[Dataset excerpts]
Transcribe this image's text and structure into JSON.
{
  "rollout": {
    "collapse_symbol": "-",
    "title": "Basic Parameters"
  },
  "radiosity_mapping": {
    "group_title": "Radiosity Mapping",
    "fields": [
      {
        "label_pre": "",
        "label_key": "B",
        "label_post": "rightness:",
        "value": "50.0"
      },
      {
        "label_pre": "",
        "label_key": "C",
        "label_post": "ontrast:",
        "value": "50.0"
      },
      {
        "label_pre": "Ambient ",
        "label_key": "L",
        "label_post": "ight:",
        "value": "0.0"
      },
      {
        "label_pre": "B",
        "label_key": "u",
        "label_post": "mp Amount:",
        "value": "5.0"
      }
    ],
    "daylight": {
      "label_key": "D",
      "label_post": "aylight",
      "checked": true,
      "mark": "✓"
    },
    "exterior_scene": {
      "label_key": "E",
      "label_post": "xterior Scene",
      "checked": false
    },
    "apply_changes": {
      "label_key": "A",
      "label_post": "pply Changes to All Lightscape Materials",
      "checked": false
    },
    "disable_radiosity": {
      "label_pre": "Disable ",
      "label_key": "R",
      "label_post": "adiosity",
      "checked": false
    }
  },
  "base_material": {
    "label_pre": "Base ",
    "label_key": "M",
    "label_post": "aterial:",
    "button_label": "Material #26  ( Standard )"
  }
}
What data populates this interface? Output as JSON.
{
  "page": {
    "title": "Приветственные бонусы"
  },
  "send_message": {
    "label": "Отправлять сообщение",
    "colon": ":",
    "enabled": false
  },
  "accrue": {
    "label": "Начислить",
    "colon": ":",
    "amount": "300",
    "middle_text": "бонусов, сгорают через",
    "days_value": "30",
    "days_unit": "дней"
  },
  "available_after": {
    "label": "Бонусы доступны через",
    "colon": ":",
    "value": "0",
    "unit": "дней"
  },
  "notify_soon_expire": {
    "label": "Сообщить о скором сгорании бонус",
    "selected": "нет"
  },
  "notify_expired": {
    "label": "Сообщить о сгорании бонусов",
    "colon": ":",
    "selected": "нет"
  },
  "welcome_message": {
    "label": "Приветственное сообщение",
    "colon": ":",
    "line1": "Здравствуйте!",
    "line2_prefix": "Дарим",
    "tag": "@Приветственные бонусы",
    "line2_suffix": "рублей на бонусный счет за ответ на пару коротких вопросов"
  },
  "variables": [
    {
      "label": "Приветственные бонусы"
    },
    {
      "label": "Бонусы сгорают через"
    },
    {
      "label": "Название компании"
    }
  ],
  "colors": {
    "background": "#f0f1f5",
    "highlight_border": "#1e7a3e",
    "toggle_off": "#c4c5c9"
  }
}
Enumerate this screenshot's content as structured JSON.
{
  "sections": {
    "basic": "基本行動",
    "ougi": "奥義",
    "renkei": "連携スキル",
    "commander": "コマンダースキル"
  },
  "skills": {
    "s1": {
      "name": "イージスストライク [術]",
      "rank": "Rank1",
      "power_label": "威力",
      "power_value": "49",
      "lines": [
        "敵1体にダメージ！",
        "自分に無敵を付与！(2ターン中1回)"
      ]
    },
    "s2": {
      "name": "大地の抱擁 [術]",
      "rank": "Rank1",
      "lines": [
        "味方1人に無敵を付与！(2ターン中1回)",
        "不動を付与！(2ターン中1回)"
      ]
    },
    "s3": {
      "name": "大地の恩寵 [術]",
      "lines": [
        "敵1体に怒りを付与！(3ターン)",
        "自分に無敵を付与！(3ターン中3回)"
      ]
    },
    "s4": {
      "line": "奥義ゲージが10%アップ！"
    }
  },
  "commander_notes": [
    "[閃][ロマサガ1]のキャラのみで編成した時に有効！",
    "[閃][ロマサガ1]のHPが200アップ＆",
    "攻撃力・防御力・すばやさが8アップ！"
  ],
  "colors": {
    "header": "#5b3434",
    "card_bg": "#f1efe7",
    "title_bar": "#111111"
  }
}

_WHAT YOU WILL DO_:
Collect each line of the entries that has the word "this", copying it in full.

_SOLUTION TO THE PROBLEM_:
Transcribe this image's text and structure into JSON.
What data populates this interface? Output as JSON.
Enumerate this screenshot's content as structured JSON.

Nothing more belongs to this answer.